== Extracted information ==

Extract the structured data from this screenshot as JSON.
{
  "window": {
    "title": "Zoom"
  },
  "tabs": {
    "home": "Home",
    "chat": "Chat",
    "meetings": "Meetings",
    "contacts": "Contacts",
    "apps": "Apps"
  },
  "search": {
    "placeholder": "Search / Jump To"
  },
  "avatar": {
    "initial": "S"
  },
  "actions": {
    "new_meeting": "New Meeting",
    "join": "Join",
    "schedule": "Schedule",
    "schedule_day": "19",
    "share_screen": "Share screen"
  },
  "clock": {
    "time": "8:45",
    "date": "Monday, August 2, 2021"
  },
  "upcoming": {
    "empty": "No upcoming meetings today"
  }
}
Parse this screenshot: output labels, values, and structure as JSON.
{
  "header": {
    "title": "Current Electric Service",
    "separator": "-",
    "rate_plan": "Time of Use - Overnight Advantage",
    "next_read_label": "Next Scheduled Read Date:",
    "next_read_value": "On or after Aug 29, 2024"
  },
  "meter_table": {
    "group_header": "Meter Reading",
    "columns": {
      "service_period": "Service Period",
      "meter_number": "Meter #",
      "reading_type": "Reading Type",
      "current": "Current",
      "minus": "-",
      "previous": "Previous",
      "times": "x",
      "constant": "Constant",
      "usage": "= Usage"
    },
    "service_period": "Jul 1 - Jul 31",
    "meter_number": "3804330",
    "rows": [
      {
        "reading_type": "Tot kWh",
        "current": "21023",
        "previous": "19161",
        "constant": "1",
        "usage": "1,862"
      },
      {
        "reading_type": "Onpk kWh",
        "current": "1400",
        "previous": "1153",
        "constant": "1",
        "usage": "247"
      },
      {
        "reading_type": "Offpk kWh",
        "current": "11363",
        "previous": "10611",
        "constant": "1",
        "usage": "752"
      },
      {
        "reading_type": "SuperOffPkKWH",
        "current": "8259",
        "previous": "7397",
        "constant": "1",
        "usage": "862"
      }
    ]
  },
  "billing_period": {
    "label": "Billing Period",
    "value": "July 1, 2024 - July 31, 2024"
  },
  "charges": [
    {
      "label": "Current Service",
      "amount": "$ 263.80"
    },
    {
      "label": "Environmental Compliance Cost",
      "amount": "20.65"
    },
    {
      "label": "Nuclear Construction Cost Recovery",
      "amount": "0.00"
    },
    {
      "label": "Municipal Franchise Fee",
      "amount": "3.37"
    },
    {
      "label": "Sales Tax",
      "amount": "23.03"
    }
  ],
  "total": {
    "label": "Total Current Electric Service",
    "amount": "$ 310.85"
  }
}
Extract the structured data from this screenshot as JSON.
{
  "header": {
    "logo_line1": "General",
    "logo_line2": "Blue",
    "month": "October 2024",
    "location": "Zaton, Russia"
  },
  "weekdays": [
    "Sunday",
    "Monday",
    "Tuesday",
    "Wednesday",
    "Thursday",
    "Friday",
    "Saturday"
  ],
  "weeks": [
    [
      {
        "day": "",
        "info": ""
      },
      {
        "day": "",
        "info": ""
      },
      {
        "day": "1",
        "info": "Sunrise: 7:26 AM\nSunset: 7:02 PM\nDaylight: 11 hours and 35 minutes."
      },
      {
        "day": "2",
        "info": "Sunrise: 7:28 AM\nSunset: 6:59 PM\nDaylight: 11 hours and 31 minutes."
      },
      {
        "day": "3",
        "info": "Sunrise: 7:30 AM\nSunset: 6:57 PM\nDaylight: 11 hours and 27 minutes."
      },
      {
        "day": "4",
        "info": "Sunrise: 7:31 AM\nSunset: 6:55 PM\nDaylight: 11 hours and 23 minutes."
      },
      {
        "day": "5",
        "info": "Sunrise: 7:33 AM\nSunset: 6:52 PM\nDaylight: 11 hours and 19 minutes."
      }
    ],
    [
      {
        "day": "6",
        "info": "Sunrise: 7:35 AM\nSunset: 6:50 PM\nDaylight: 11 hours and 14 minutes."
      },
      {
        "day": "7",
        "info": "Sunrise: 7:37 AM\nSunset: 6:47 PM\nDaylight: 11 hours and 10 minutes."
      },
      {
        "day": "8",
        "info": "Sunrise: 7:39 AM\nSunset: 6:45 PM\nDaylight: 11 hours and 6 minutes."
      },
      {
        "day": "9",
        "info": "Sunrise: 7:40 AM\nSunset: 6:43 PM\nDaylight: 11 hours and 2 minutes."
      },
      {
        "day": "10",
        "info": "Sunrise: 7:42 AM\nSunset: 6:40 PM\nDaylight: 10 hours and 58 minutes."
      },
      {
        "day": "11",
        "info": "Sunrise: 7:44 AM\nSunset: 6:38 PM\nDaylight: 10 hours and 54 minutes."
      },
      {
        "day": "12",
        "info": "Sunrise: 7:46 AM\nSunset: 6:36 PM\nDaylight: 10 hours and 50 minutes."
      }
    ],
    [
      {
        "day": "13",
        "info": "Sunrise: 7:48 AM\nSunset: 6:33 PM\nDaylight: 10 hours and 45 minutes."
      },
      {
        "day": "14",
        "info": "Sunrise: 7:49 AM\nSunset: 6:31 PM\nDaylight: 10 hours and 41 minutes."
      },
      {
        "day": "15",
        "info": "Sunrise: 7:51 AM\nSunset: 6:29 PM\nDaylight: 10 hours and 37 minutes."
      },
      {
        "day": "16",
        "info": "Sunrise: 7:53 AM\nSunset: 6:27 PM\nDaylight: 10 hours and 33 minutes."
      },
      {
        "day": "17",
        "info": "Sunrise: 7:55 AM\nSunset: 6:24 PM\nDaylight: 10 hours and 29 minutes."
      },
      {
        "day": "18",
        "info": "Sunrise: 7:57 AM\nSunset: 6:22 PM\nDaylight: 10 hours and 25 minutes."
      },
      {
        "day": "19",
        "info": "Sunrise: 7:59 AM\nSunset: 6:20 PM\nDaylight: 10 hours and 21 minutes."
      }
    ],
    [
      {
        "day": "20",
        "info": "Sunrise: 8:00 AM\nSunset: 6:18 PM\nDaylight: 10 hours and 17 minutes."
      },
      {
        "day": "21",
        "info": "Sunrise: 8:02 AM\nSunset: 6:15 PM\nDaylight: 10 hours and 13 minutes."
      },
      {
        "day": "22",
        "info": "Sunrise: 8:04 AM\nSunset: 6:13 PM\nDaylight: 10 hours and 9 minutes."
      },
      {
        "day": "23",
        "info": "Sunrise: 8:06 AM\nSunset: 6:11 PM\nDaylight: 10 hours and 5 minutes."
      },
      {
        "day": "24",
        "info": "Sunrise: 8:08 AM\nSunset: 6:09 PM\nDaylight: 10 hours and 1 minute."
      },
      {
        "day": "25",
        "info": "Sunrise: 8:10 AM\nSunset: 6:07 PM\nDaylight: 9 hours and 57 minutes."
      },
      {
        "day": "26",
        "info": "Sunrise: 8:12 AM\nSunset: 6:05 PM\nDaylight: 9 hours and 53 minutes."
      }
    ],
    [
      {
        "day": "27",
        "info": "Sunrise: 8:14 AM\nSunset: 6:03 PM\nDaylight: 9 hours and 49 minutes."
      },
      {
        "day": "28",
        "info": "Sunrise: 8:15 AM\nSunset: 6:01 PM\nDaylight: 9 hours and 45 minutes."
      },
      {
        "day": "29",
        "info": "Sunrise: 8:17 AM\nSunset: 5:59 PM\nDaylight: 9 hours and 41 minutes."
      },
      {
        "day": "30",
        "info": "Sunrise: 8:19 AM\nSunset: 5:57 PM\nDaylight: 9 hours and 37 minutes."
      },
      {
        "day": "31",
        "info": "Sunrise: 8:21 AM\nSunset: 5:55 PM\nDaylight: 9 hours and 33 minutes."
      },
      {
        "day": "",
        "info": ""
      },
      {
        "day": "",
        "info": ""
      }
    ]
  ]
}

===

▶ [Given instruction] Return every line of the preceding records in which the word "amount" appears.

▶ [Problem solution]
      "amount": "$ 263.80"
      "amount": "20.65"
      "amount": "0.00"
      "amount": "3.37"
      "amount": "23.03"
    "amount": "$ 310.85"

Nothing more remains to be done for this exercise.